### Objective
Repeat the data word for word. Do not include the pictures.

### Material supplied
# # # # # # #

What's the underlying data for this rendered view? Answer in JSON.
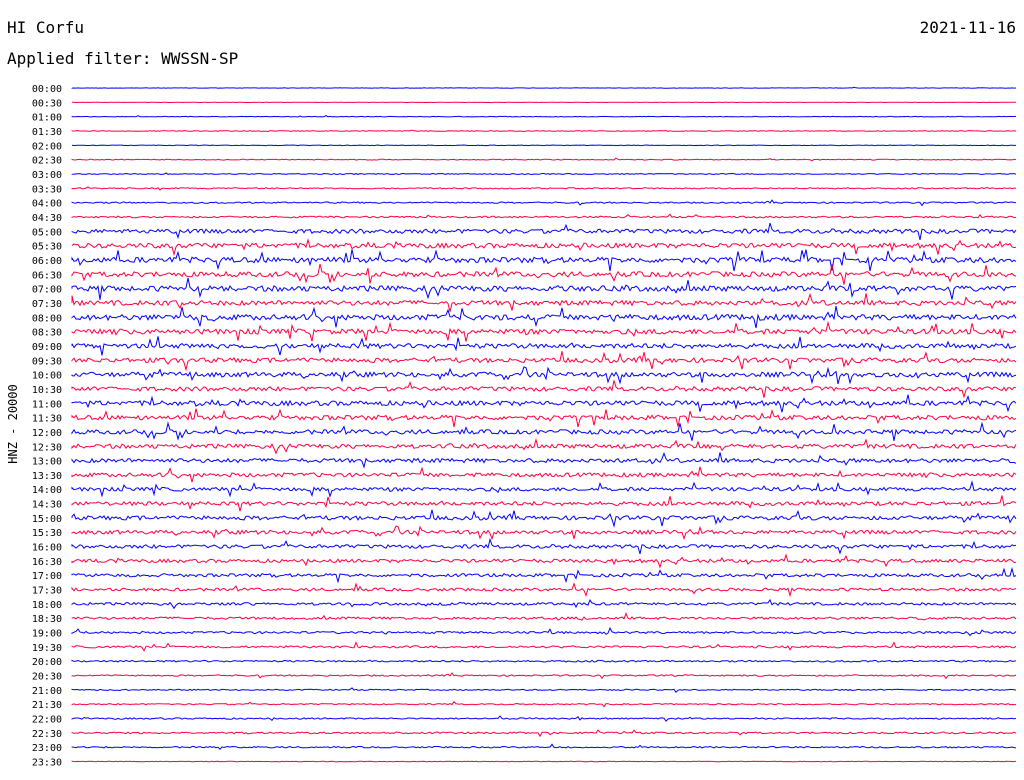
{
  "header": {
    "station": "HI Corfu",
    "date": "2021-11-16",
    "filter_label": "Applied filter:",
    "filter_value": "WWSSN-SP"
  },
  "chart_data": {
    "type": "line",
    "title": "HI Corfu",
    "ylabel": "HNZ - 20000",
    "row_labels": [
      "00:00",
      "00:30",
      "01:00",
      "01:30",
      "02:00",
      "02:30",
      "03:00",
      "03:30",
      "04:00",
      "04:30",
      "05:00",
      "05:30",
      "06:00",
      "06:30",
      "07:00",
      "07:30",
      "08:00",
      "08:30",
      "09:00",
      "09:30",
      "10:00",
      "10:30",
      "11:00",
      "11:30",
      "12:00",
      "12:30",
      "13:00",
      "13:30",
      "14:00",
      "14:30",
      "15:00",
      "15:30",
      "16:00",
      "16:30",
      "17:00",
      "17:30",
      "18:00",
      "18:30",
      "19:00",
      "19:30",
      "20:00",
      "20:30",
      "21:00",
      "21:30",
      "22:00",
      "22:30",
      "23:00",
      "23:30"
    ],
    "activity_level": [
      0.3,
      0.3,
      0.5,
      0.6,
      0.5,
      0.7,
      0.8,
      1.0,
      1.2,
      1.4,
      3.5,
      4.0,
      4.5,
      4.2,
      4.5,
      4.0,
      4.6,
      4.2,
      4.0,
      3.8,
      4.0,
      3.6,
      4.0,
      3.8,
      3.6,
      3.5,
      3.4,
      3.3,
      3.0,
      3.3,
      3.4,
      3.2,
      3.0,
      2.8,
      2.6,
      2.4,
      2.2,
      2.0,
      1.8,
      1.8,
      1.4,
      1.2,
      1.0,
      1.0,
      1.2,
      1.4,
      1.2,
      0.4
    ],
    "series_colors": [
      "#0000ff",
      "#ff0040"
    ]
  }
}
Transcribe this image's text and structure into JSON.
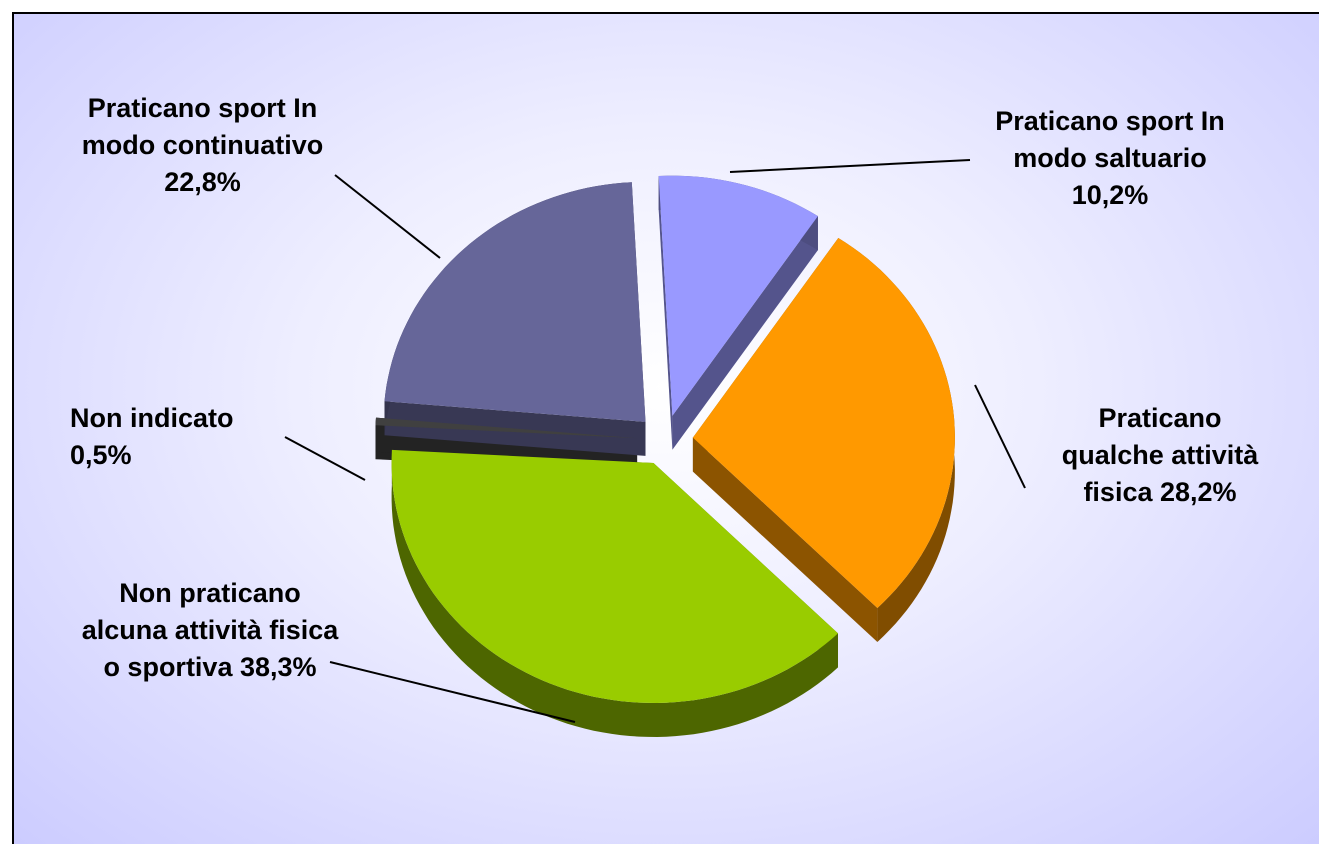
{
  "chart_data": {
    "type": "pie",
    "categories": [
      "Praticano sport In modo saltuario",
      "Praticano qualche attività fisica",
      "Non praticano alcuna attività fisica o sportiva",
      "Non indicato",
      "Praticano sport In modo continuativo"
    ],
    "values": [
      10.2,
      28.2,
      38.3,
      0.5,
      22.8
    ],
    "value_labels": [
      "10,2%",
      "28,2%",
      "38,3%",
      "0,5%",
      "22,8%"
    ],
    "colors": [
      "#9999ff",
      "#ff9900",
      "#99cc00",
      "#404040",
      "#666699"
    ]
  }
}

# # # # # # #

### The solution
What's the underlying data for this rendered view? Answer in JSON.
{
  "header": {
    "station": "HI Corfu",
    "date": "2021-11-16",
    "filter_label": "Applied filter:",
    "filter_value": "WWSSN-SP"
  },
  "chart_data": {
    "type": "line",
    "title": "HI Corfu",
    "ylabel": "HNZ - 20000",
    "row_labels": [
      "00:00",
      "00:30",
      "01:00",
      "01:30",
      "02:00",
      "02:30",
      "03:00",
      "03:30",
      "04:00",
      "04:30",
      "05:00",
      "05:30",
      "06:00",
      "06:30",
      "07:00",
      "07:30",
      "08:00",
      "08:30",
      "09:00",
      "09:30",
      "10:00",
      "10:30",
      "11:00",
      "11:30",
      "12:00",
      "12:30",
      "13:00",
      "13:30",
      "14:00",
      "14:30",
      "15:00",
      "15:30",
      "16:00",
      "16:30",
      "17:00",
      "17:30",
      "18:00",
      "18:30",
      "19:00",
      "19:30",
      "20:00",
      "20:30",
      "21:00",
      "21:30",
      "22:00",
      "22:30",
      "23:00",
      "23:30"
    ],
    "activity_level": [
      0.3,
      0.3,
      0.5,
      0.6,
      0.5,
      0.7,
      0.8,
      1.0,
      1.2,
      1.4,
      3.5,
      4.0,
      4.5,
      4.2,
      4.5,
      4.0,
      4.6,
      4.2,
      4.0,
      3.8,
      4.0,
      3.6,
      4.0,
      3.8,
      3.6,
      3.5,
      3.4,
      3.3,
      3.0,
      3.3,
      3.4,
      3.2,
      3.0,
      2.8,
      2.6,
      2.4,
      2.2,
      2.0,
      1.8,
      1.8,
      1.4,
      1.2,
      1.0,
      1.0,
      1.2,
      1.4,
      1.2,
      0.4
    ],
    "series_colors": [
      "#0000ff",
      "#ff0040"
    ]
  }
}
Transcribe this image's text and structure into JSON.
{
  "chart_data": {
    "type": "pie",
    "categories": [
      "Praticano sport In modo saltuario",
      "Praticano qualche attività fisica",
      "Non praticano alcuna attività fisica o sportiva",
      "Non indicato",
      "Praticano sport In modo continuativo"
    ],
    "values": [
      10.2,
      28.2,
      38.3,
      0.5,
      22.8
    ],
    "value_labels": [
      "10,2%",
      "28,2%",
      "38,3%",
      "0,5%",
      "22,8%"
    ],
    "colors": [
      "#9999ff",
      "#ff9900",
      "#99cc00",
      "#404040",
      "#666699"
    ]
  }
}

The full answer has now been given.